## Goal
Write out the comment on the SNCF rail reform word for word, from start to finish.

## Document section
<<<<
I would like more context, because I just believe that would make it funnier.
Okay, you asked for it:
It was in 2013 if my memory is still well. From 2002 to 2012, France have been governed by right-wing governments. Those government had a brillant strategy to deal with the never ending stream of debt of the SNCF (the national railroad):
Divide it in three entity, one possess the rail, the other the train and the last, which kept the name SNCF, borrow the train and pay for the use of the rail the two other society. (the three society will still remain public)
Needless to stay, the union fought those reform, and several strikes followed. In 2012, a left-wing president is elected and in 2013 his government introduce a reform to tweak the structure of the SNCF, thus reversing the action taken by the right-wing government.
Here two facts are to be considered :
1) This left-wing government did economic reform that the right would have never dare to introduce by fear of a terrible backlash.
2) The unions have a tradition of strike whenever the government try to touch the SNCF.
>>>>
Dataset rows
<<<<
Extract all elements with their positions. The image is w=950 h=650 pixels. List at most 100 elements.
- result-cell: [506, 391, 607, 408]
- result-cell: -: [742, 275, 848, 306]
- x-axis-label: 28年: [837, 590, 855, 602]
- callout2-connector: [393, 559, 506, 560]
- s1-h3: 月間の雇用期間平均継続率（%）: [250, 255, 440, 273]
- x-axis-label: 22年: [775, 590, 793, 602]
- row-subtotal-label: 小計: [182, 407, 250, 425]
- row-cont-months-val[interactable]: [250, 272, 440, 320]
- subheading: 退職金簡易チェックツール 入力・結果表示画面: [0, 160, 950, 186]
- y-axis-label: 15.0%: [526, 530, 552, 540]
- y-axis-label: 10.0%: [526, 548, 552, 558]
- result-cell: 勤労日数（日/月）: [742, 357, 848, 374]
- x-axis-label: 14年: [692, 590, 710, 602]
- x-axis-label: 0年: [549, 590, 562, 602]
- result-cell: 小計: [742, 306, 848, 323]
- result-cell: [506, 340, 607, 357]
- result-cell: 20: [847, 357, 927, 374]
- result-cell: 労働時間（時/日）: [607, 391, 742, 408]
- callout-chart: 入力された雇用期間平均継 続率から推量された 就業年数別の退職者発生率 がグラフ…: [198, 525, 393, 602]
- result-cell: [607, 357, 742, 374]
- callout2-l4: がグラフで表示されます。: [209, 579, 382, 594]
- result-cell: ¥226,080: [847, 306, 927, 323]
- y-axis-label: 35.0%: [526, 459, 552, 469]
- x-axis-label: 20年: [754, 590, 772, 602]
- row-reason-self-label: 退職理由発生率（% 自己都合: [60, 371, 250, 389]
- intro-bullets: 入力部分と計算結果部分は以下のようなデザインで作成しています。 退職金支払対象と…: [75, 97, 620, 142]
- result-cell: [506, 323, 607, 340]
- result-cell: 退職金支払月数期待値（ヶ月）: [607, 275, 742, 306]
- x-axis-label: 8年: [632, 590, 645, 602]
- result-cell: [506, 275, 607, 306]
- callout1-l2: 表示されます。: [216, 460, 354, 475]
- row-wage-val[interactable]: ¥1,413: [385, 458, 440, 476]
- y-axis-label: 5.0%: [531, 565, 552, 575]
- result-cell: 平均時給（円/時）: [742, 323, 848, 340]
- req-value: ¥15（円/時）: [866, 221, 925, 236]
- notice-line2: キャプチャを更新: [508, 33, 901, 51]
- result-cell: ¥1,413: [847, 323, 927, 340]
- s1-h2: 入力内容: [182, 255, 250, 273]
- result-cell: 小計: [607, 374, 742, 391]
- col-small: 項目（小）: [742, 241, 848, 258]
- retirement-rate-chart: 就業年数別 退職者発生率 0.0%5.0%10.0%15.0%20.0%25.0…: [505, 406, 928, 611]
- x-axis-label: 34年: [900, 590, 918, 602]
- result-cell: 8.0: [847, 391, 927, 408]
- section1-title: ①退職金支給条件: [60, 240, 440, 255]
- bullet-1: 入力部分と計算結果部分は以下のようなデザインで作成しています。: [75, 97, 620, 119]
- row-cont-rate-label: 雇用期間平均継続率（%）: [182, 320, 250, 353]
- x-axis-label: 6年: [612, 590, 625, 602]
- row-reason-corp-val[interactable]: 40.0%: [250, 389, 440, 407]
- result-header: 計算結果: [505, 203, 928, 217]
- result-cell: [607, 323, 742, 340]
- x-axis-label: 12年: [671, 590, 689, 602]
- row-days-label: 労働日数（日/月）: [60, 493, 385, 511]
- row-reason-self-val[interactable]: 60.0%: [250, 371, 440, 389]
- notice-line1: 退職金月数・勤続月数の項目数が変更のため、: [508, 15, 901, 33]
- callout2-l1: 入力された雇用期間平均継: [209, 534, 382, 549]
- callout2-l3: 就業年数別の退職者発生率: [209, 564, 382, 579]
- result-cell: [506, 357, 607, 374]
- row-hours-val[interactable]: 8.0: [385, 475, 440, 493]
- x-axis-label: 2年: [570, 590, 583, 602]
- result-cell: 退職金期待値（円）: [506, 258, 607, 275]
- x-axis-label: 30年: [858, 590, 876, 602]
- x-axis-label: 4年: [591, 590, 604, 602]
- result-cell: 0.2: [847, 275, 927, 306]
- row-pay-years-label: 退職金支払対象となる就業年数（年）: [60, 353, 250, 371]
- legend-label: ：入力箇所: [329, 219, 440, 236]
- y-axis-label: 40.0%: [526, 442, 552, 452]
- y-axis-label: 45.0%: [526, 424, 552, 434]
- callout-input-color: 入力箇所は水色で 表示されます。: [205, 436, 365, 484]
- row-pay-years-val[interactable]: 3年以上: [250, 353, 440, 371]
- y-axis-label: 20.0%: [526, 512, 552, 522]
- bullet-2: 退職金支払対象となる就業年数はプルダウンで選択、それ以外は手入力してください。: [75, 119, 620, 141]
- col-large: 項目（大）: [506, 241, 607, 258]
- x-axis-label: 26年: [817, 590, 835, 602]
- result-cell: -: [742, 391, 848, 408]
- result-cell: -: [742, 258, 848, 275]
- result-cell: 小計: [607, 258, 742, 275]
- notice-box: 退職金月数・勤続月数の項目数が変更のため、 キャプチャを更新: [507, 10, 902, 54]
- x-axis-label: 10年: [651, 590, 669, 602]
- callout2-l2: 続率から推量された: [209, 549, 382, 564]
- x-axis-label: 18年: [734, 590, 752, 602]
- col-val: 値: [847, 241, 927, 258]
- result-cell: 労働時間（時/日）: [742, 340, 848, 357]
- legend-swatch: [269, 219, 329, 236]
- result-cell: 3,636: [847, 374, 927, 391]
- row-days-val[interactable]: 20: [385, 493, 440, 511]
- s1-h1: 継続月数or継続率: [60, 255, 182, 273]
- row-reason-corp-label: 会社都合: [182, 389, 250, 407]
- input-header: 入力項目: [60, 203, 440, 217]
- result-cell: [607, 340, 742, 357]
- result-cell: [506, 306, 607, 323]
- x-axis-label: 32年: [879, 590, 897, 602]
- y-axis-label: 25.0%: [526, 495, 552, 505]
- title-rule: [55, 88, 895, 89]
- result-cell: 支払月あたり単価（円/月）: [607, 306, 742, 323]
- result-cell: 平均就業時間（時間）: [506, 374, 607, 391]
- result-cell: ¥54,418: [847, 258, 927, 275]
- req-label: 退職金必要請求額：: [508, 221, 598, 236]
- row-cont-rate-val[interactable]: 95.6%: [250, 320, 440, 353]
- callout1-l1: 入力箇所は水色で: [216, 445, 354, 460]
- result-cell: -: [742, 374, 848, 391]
>>>>
## Task output
I would like more context, because I just believe that would make it funnier.
Okay, you asked for it:
It was in 2013 if my memory is still well. From 2002 to 2012, France have been governed by right-wing governments. Those government had a brillant strategy to deal with the never ending stream of debt of the SNCF (the national railroad):
Divide it in three entity, one possess the rail, the other the train and the last, which kept the name SNCF, borrow the train and pay for the use of the rail the two other society. (the three society will still remain public)
Needless to stay, the union fought those reform, and several strikes followed. In 2012, a left-wing president is elected and in 2013 his government introduce a reform to tweak the structure of the SNCF, thus reversing the action taken by the right-wing government.
Here two facts are to be considered :
1) This left-wing government did economic reform that the right would have never dare to introduce by fear of a terrible backlash.
2) The unions have a tradition of strike whenever the government try to touch the SNCF.